Records excerpted from a collection
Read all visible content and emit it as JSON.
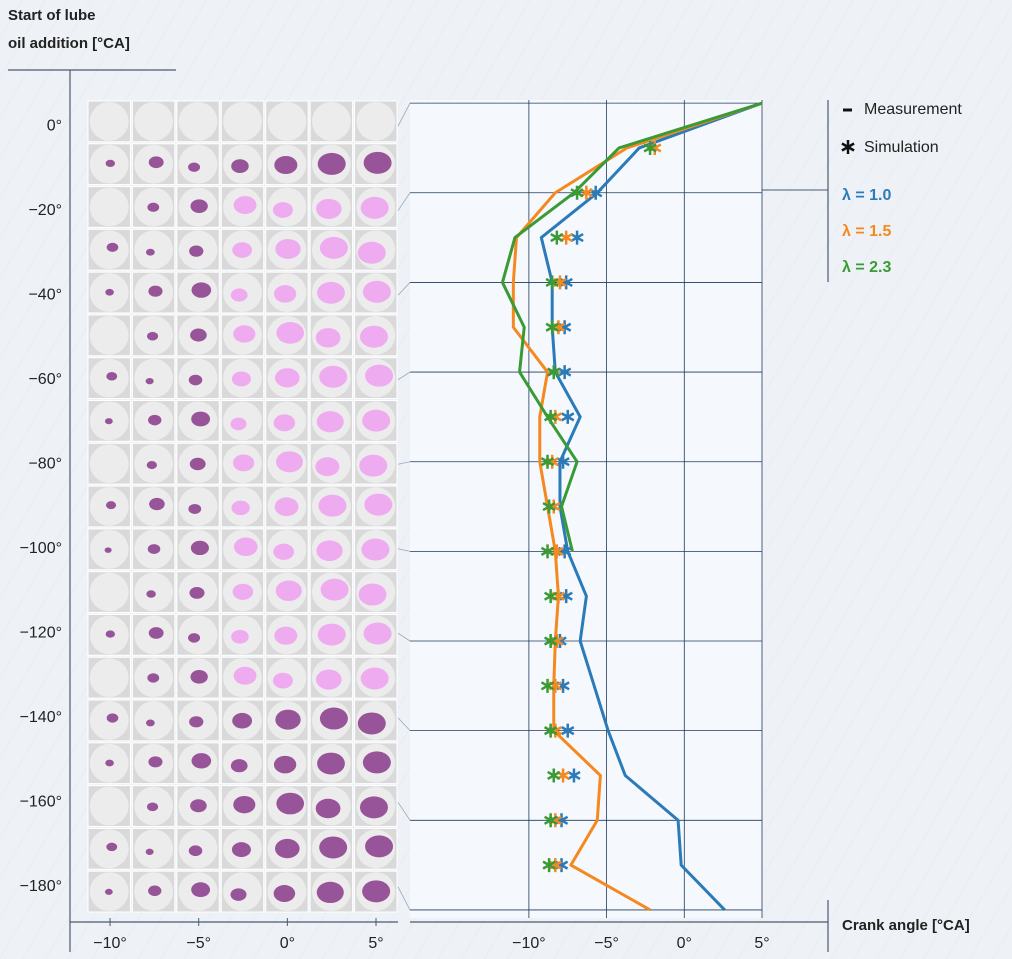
{
  "chart_data": {
    "type": "line",
    "ylabel": [
      "Start of lube",
      "oil addition [°CA]"
    ],
    "xlabel": "Crank angle [°CA]",
    "y": [
      0,
      -10,
      -20,
      -30,
      -40,
      -50,
      -60,
      -70,
      -80,
      -90,
      -100,
      -110,
      -120,
      -130,
      -140,
      -150,
      -160,
      -170,
      -180
    ],
    "yticks": [
      {
        "value": 0,
        "label": "0°"
      },
      {
        "value": -20,
        "label": "−20°"
      },
      {
        "value": -40,
        "label": "−40°"
      },
      {
        "value": -60,
        "label": "−60°"
      },
      {
        "value": -80,
        "label": "−80°"
      },
      {
        "value": -100,
        "label": "−100°"
      },
      {
        "value": -120,
        "label": "−120°"
      },
      {
        "value": -140,
        "label": "−140°"
      },
      {
        "value": -160,
        "label": "−160°"
      },
      {
        "value": -180,
        "label": "−180°"
      }
    ],
    "ylim": [
      -181.8,
      0.7
    ],
    "xlim": [
      -17.65,
      5
    ],
    "xticks": [
      {
        "value": -10,
        "label": "−10°"
      },
      {
        "value": -5,
        "label": "−5°"
      },
      {
        "value": 0,
        "label": "0°"
      },
      {
        "value": 5,
        "label": "5°"
      }
    ],
    "measurement_label": "Measurement",
    "simulation_label": "Simulation",
    "series": [
      {
        "name": "λ = 1.0",
        "color": "#2b7bb9",
        "values": [
          5,
          -2.9,
          -5.6,
          -9.2,
          -8.5,
          -8.5,
          -8.3,
          -6.7,
          -8.0,
          -8.0,
          -7.5,
          -6.3,
          -6.7,
          -5.8,
          -4.9,
          -3.8,
          -0.4,
          -0.2,
          2.6
        ],
        "simulation": [
          null,
          null,
          -5.7,
          -6.9,
          -7.6,
          -7.7,
          -7.7,
          -7.5,
          -7.8,
          null,
          -7.7,
          -7.6,
          -8.0,
          -7.8,
          -7.5,
          -7.1,
          -7.9,
          -7.9,
          null
        ]
      },
      {
        "name": "λ = 1.5",
        "color": "#f5891f",
        "values": [
          5,
          -3.7,
          -8.3,
          -10.8,
          -11.0,
          -11.0,
          -8.8,
          -9.3,
          -9.3,
          -8.8,
          -8.3,
          -8.1,
          -8.3,
          -8.4,
          -8.4,
          -5.4,
          -5.6,
          -7.3,
          -2.2
        ],
        "simulation": [
          null,
          -1.9,
          -6.3,
          -7.6,
          -8.0,
          -8.1,
          -8.4,
          -8.3,
          -8.5,
          -8.4,
          -8.2,
          -8.1,
          -8.2,
          -8.3,
          -8.3,
          -7.8,
          -8.3,
          -8.3,
          null
        ]
      },
      {
        "name": "λ = 2.3",
        "color": "#3a9a35",
        "values": [
          5,
          -4.2,
          -7.1,
          -10.9,
          -11.7,
          -10.3,
          -10.6,
          -8.8,
          -6.9,
          -7.9,
          -7.2,
          null,
          null,
          null,
          null,
          null,
          null,
          null,
          null
        ],
        "simulation": [
          null,
          -2.2,
          -6.9,
          -8.2,
          -8.5,
          -8.5,
          -8.4,
          -8.6,
          -8.8,
          -8.7,
          -8.8,
          -8.6,
          -8.6,
          -8.8,
          -8.6,
          -8.4,
          -8.6,
          -8.7,
          null
        ]
      }
    ],
    "image_grid": {
      "xlim": [
        -11.3,
        6.24
      ],
      "ylim": [
        6.2,
        -186.2
      ]
    }
  }
}
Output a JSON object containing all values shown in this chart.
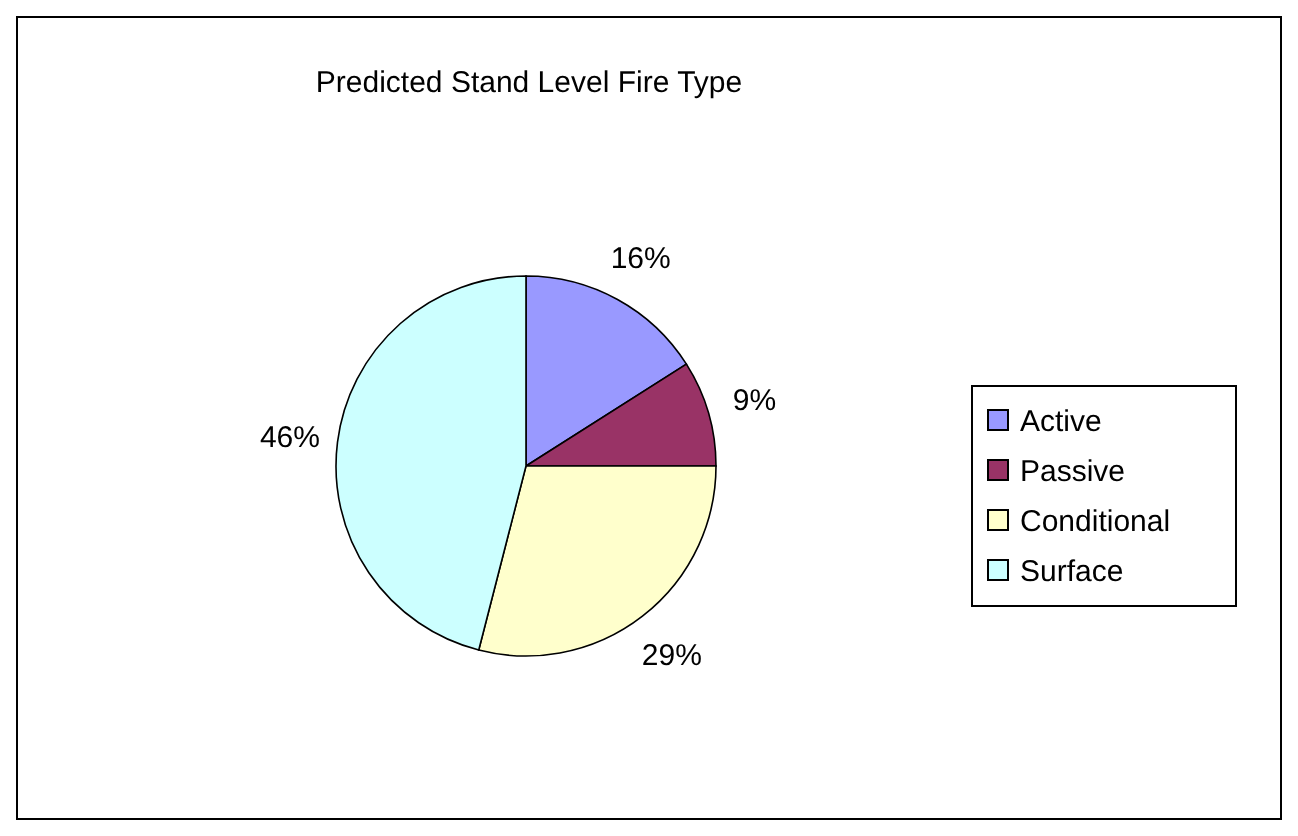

# Set task:
Omit the pictures, and quote the material above exactly as given.

# Full output:
Read all visible content and emit it as JSON.
{
  "chart_data": {
    "type": "line",
    "ylabel": [
      "Start of lube",
      "oil addition [°CA]"
    ],
    "xlabel": "Crank angle [°CA]",
    "y": [
      0,
      -10,
      -20,
      -30,
      -40,
      -50,
      -60,
      -70,
      -80,
      -90,
      -100,
      -110,
      -120,
      -130,
      -140,
      -150,
      -160,
      -170,
      -180
    ],
    "yticks": [
      {
        "value": 0,
        "label": "0°"
      },
      {
        "value": -20,
        "label": "−20°"
      },
      {
        "value": -40,
        "label": "−40°"
      },
      {
        "value": -60,
        "label": "−60°"
      },
      {
        "value": -80,
        "label": "−80°"
      },
      {
        "value": -100,
        "label": "−100°"
      },
      {
        "value": -120,
        "label": "−120°"
      },
      {
        "value": -140,
        "label": "−140°"
      },
      {
        "value": -160,
        "label": "−160°"
      },
      {
        "value": -180,
        "label": "−180°"
      }
    ],
    "ylim": [
      -181.8,
      0.7
    ],
    "xlim": [
      -17.65,
      5
    ],
    "xticks": [
      {
        "value": -10,
        "label": "−10°"
      },
      {
        "value": -5,
        "label": "−5°"
      },
      {
        "value": 0,
        "label": "0°"
      },
      {
        "value": 5,
        "label": "5°"
      }
    ],
    "measurement_label": "Measurement",
    "simulation_label": "Simulation",
    "series": [
      {
        "name": "λ = 1.0",
        "color": "#2b7bb9",
        "values": [
          5,
          -2.9,
          -5.6,
          -9.2,
          -8.5,
          -8.5,
          -8.3,
          -6.7,
          -8.0,
          -8.0,
          -7.5,
          -6.3,
          -6.7,
          -5.8,
          -4.9,
          -3.8,
          -0.4,
          -0.2,
          2.6
        ],
        "simulation": [
          null,
          null,
          -5.7,
          -6.9,
          -7.6,
          -7.7,
          -7.7,
          -7.5,
          -7.8,
          null,
          -7.7,
          -7.6,
          -8.0,
          -7.8,
          -7.5,
          -7.1,
          -7.9,
          -7.9,
          null
        ]
      },
      {
        "name": "λ = 1.5",
        "color": "#f5891f",
        "values": [
          5,
          -3.7,
          -8.3,
          -10.8,
          -11.0,
          -11.0,
          -8.8,
          -9.3,
          -9.3,
          -8.8,
          -8.3,
          -8.1,
          -8.3,
          -8.4,
          -8.4,
          -5.4,
          -5.6,
          -7.3,
          -2.2
        ],
        "simulation": [
          null,
          -1.9,
          -6.3,
          -7.6,
          -8.0,
          -8.1,
          -8.4,
          -8.3,
          -8.5,
          -8.4,
          -8.2,
          -8.1,
          -8.2,
          -8.3,
          -8.3,
          -7.8,
          -8.3,
          -8.3,
          null
        ]
      },
      {
        "name": "λ = 2.3",
        "color": "#3a9a35",
        "values": [
          5,
          -4.2,
          -7.1,
          -10.9,
          -11.7,
          -10.3,
          -10.6,
          -8.8,
          -6.9,
          -7.9,
          -7.2,
          null,
          null,
          null,
          null,
          null,
          null,
          null,
          null
        ],
        "simulation": [
          null,
          -2.2,
          -6.9,
          -8.2,
          -8.5,
          -8.5,
          -8.4,
          -8.6,
          -8.8,
          -8.7,
          -8.8,
          -8.6,
          -8.6,
          -8.8,
          -8.6,
          -8.4,
          -8.6,
          -8.7,
          null
        ]
      }
    ],
    "image_grid": {
      "xlim": [
        -11.3,
        6.24
      ],
      "ylim": [
        6.2,
        -186.2
      ]
    }
  }
}
Output a JSON object containing all values shown in this chart.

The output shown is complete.